### Directions
Pick out every line that holds the string "Close" and copy it.

### Material for the task
++++++++++
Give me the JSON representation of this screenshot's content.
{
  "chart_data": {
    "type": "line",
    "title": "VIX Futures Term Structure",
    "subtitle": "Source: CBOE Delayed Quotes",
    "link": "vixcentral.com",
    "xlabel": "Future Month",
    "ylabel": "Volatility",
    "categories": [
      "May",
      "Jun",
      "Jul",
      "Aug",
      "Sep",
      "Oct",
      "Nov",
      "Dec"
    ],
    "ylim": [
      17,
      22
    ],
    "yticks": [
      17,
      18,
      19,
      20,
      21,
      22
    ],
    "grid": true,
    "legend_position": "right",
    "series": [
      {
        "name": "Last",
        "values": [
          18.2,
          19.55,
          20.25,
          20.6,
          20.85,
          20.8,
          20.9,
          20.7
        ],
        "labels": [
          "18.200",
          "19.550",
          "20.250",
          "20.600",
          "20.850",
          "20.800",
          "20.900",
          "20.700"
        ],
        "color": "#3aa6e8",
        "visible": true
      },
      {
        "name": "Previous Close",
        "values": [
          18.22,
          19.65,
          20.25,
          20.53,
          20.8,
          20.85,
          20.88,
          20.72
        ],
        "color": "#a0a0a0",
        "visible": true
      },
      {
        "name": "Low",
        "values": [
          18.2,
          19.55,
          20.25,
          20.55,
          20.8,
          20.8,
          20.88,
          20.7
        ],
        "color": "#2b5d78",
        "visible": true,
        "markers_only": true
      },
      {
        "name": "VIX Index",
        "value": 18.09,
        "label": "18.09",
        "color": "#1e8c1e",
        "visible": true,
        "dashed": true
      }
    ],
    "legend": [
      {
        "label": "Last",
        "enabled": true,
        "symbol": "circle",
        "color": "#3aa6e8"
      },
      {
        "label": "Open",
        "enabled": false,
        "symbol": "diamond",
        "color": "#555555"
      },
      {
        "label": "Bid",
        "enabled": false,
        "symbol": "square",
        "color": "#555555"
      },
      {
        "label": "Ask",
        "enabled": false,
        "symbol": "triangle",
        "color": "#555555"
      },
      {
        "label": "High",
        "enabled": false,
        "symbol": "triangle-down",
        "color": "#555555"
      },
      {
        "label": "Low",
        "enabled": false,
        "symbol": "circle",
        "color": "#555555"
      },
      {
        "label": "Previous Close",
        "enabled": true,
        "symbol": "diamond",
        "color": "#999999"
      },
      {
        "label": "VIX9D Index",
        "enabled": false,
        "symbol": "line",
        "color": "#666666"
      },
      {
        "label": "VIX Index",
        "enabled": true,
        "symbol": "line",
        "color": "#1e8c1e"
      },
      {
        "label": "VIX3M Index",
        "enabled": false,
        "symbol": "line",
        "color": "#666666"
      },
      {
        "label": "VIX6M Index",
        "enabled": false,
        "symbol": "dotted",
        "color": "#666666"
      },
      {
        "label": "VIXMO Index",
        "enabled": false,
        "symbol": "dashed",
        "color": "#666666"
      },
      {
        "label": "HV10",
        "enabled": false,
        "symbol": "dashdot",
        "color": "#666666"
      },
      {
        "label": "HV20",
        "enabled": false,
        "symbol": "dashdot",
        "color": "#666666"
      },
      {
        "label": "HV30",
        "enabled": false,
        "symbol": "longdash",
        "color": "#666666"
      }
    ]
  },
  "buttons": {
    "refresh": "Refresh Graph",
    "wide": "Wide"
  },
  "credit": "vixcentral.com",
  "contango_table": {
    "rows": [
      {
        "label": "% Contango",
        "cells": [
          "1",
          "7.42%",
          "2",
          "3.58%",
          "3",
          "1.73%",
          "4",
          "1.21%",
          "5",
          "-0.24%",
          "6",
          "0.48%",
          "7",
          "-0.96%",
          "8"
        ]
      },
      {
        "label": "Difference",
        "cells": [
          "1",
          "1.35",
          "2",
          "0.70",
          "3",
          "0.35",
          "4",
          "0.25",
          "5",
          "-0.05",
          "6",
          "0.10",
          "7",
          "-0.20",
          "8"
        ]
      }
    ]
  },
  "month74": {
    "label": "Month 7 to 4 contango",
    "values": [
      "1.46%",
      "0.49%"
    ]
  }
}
++++++++++
### Task response
        "name": "Previous Close",
        "label": "Previous Close",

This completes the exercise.